-------- Source extract --------
March 29, 2024

I, Science

The science magazine of Imperial College

After Thomas Thwaites' Toaster Project, Annalise Murray tries to make a bioplastic yo-yo.

Look, it’s like this: I got cocky.

A few months ago, I tried the Big Apple Experiment. The Experiment is the brainchild of self-help guru Nikki Owens and purports to prove that our thoughts, words, and intentions can affect plants’ rate of decomposition. I popped two strawberries (don’t really like apples) into some Tupperware, I was nice to one and mean to the other, and, indeed, the ‘bad strawberry’ decomposed more quickly.

So, yeah, I got cocky. You would too if your vibes had somehow caused a plant to rot. I’d had one successful foray into citizen science, and I was on the lookout for another.

I’m pleased to report that inspiration struck whilst I was in an actual museum – specifically, the Design 1900-Now gallery at the Victoria and Albert Museum. Design 1900-Now is home to various interesting objects from the last couple of centuries, including the very first iPhone, a sofa designed by Salvador Dalí, and a really gnarly looking toaster.

Said toaster was made by Thomas Thwaites for his final project whilst he was a student in design engineering at the Royal College of Art. And when I say made, I mean made – he mined the mica and copper, remoulded recycled plastic for the casing, and smelted iron in a microwave. He called it The Toaster Project. It took the better part of a year, and it cost £1187.54. This was in 2011, so that’s roughly one billion pounds today.

My interest, obviously, was piqued. I had neither a year nor a billion pounds to devote to a similar project, but I did have a couple of hours, preferably not more than £5, and a considerable quantity of audacity. It was a go.

The first task was to determine what I was going to try to make. Thankfully, I recognised that I needed to set my sights somewhat lower than Thwaites’ toaster. The object in question needed to be small – preferably just one component – and made from something I could synthesise at home. I pondered this for several weeks, and for some godforsaken reason, the only thing I could think of was a yo-yo.

At its very simplest, a yo-yo consists of two evenly-sized discs, connected by an axle that acts as a spool for a length of string. The discs could be made from anything, but in modern yo-yos they’re generally made from plastic. In industry, plastic is made by mining crude oil or natural gas, which are then refined, cracked, polymerised, and manipulated into shape. Fortunately, however, fossil fuels aren’t the only source of polymers. Plastics can also be made from vegetable fats and oils, sawdust, straw, woodchips – or, as I eventually decided, starch. Sources of starch are cheap, abundant, and renewable, and tutorials detailing how to turn them into bioplastics are plentiful. 

My bioplastic required white vinegar, distilled water, glycerol, and cornstarch (that’s cornflour to those of us of a British persuasion). I was to combine the ingredients and heat, stirring continuously, until they came to a gentle boil. In order to make the plastic keep a certain shape, I needed to pour the mixture into a mould. I made my moulds by hacking the top off a mini-sized can of Diet Coke, which was both effective and probably quite dangerous.
--------
Written tasks:
A. Using the article about the bioplastic yo-yo, decide whether each statement agrees with it: (i) Thomas Thwaites' toaster cost £1187.54 to make; (ii) the writer used two apples for the Big Apple Experiment; (iii) the writer made the moulds from a mini-sized can of Diet Coke.
B. Transcribe the lines of the listing from the line with "Localize all elements." up to and including the line with "x-axis-title: Time (s) — [397, 529, 450, 545]".
The article about the bioplastic yo-yo has no connection to the listing that comes after it.
-------- Supplied information --------
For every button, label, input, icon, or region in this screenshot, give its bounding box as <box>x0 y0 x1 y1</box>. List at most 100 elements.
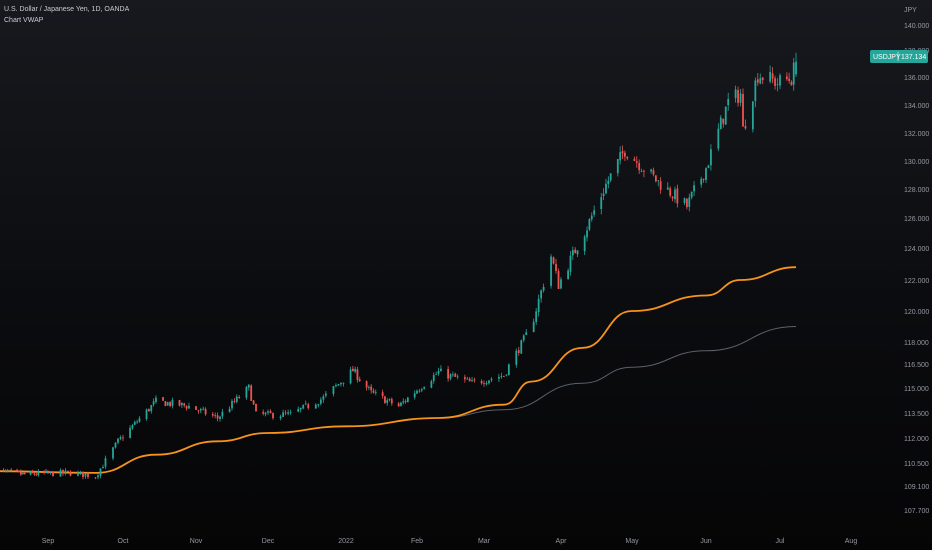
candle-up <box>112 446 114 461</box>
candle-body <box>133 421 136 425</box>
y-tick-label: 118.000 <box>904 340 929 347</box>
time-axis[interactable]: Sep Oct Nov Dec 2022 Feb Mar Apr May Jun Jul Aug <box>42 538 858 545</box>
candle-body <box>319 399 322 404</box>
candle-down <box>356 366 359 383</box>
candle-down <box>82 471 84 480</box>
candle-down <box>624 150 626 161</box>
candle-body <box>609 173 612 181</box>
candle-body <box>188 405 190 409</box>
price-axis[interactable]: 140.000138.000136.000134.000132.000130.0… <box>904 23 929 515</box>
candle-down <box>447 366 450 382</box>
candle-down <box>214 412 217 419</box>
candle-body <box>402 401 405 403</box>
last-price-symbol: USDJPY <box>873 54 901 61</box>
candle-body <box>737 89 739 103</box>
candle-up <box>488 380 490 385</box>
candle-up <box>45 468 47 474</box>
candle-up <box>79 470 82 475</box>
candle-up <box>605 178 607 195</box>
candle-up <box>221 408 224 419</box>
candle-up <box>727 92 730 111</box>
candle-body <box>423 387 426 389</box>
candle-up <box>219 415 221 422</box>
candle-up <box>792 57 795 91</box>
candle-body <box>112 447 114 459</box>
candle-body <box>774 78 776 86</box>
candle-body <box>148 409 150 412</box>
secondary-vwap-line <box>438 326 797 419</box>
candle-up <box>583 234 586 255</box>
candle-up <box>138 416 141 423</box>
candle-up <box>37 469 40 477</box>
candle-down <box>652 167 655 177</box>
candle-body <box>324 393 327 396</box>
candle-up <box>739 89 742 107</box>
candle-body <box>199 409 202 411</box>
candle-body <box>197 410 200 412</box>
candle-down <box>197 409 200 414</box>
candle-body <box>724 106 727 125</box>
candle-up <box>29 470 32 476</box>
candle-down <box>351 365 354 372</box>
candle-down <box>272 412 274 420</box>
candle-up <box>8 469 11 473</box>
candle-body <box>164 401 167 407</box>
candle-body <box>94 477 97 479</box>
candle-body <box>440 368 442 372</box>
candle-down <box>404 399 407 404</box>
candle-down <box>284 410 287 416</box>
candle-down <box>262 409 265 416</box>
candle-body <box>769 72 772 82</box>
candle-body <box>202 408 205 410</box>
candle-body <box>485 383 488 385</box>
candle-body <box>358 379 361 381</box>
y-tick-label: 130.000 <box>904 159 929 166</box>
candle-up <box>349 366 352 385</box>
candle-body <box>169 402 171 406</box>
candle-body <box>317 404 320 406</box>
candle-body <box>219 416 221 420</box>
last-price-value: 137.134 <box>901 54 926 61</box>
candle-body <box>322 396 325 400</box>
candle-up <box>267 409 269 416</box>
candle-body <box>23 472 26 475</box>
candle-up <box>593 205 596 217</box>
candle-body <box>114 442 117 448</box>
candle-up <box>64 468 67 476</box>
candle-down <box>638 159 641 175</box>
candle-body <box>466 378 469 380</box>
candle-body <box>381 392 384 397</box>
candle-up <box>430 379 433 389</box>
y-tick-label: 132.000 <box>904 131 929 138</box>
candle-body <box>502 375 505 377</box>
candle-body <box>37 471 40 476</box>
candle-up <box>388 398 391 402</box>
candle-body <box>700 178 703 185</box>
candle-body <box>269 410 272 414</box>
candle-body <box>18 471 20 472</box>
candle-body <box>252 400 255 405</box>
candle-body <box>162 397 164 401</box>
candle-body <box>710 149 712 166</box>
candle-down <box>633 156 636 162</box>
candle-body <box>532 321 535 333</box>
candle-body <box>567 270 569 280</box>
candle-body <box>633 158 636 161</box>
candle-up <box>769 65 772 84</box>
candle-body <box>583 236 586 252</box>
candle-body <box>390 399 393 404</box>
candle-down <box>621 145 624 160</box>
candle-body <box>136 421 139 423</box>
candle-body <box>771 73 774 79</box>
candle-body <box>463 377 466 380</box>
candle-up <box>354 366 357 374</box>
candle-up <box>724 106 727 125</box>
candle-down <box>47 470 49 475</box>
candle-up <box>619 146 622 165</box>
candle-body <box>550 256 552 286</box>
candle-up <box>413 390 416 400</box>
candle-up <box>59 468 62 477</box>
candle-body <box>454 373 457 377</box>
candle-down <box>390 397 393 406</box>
--------
-------- Supplied information --------
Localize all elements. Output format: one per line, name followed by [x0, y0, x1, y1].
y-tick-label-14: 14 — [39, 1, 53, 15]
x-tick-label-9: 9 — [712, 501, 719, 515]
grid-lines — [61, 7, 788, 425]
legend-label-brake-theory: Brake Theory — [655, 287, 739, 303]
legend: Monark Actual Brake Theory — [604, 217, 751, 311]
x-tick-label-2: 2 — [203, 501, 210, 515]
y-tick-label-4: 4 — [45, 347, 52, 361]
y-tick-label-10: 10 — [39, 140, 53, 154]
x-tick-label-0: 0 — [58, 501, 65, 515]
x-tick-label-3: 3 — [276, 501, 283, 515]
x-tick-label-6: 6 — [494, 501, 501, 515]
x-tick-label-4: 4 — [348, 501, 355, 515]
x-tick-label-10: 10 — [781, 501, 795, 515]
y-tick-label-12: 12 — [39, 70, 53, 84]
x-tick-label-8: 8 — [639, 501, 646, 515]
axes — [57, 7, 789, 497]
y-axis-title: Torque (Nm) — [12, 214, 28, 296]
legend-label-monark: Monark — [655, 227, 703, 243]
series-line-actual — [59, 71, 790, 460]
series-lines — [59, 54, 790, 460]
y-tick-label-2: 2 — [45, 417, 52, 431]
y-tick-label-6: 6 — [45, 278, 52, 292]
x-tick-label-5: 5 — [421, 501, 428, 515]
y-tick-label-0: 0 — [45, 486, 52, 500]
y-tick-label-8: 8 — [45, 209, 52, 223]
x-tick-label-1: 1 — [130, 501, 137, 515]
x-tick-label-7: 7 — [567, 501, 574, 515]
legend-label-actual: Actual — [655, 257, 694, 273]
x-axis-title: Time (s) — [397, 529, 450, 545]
--------
Results of the tasks:
A.
(i) Yes: "It took the better part of a year, and it cost £1187.54."
(ii) No: "I popped two strawberries (don’t really like apples) into some Tupperware"
(iii) Yes: "I made my moulds by hacking the top off a mini-sized can of Diet Coke"

B.
Localize all elements. Output format: one per line, name followed by [x0, y0, x1, y1].
y-tick-label-14: 14 — [39, 1, 53, 15]
x-tick-label-9: 9 — [712, 501, 719, 515]
grid-lines — [61, 7, 788, 425]
legend-label-brake-theory: Brake Theory — [655, 287, 739, 303]
legend: Monark Actual Brake Theory — [604, 217, 751, 311]
x-tick-label-2: 2 — [203, 501, 210, 515]
y-tick-label-4: 4 — [45, 347, 52, 361]
y-tick-label-10: 10 — [39, 140, 53, 154]
x-tick-label-0: 0 — [58, 501, 65, 515]
x-tick-label-3: 3 — [276, 501, 283, 515]
x-tick-label-6: 6 — [494, 501, 501, 515]
x-tick-label-4: 4 — [348, 501, 355, 515]
x-tick-label-10: 10 — [781, 501, 795, 515]
y-tick-label-12: 12 — [39, 70, 53, 84]
x-tick-label-8: 8 — [639, 501, 646, 515]
axes — [57, 7, 789, 497]
y-axis-title: Torque (Nm) — [12, 214, 28, 296]
legend-label-monark: Monark — [655, 227, 703, 243]
series-line-actual — [59, 71, 790, 460]
series-lines — [59, 54, 790, 460]
y-tick-label-2: 2 — [45, 417, 52, 431]
y-tick-label-6: 6 — [45, 278, 52, 292]
x-tick-label-5: 5 — [421, 501, 428, 515]
y-tick-label-0: 0 — [45, 486, 52, 500]
y-tick-label-8: 8 — [45, 209, 52, 223]
x-tick-label-1: 1 — [130, 501, 137, 515]
x-tick-label-7: 7 — [567, 501, 574, 515]
legend-label-actual: Actual — [655, 257, 694, 273]
x-axis-title: Time (s) — [397, 529, 450, 545]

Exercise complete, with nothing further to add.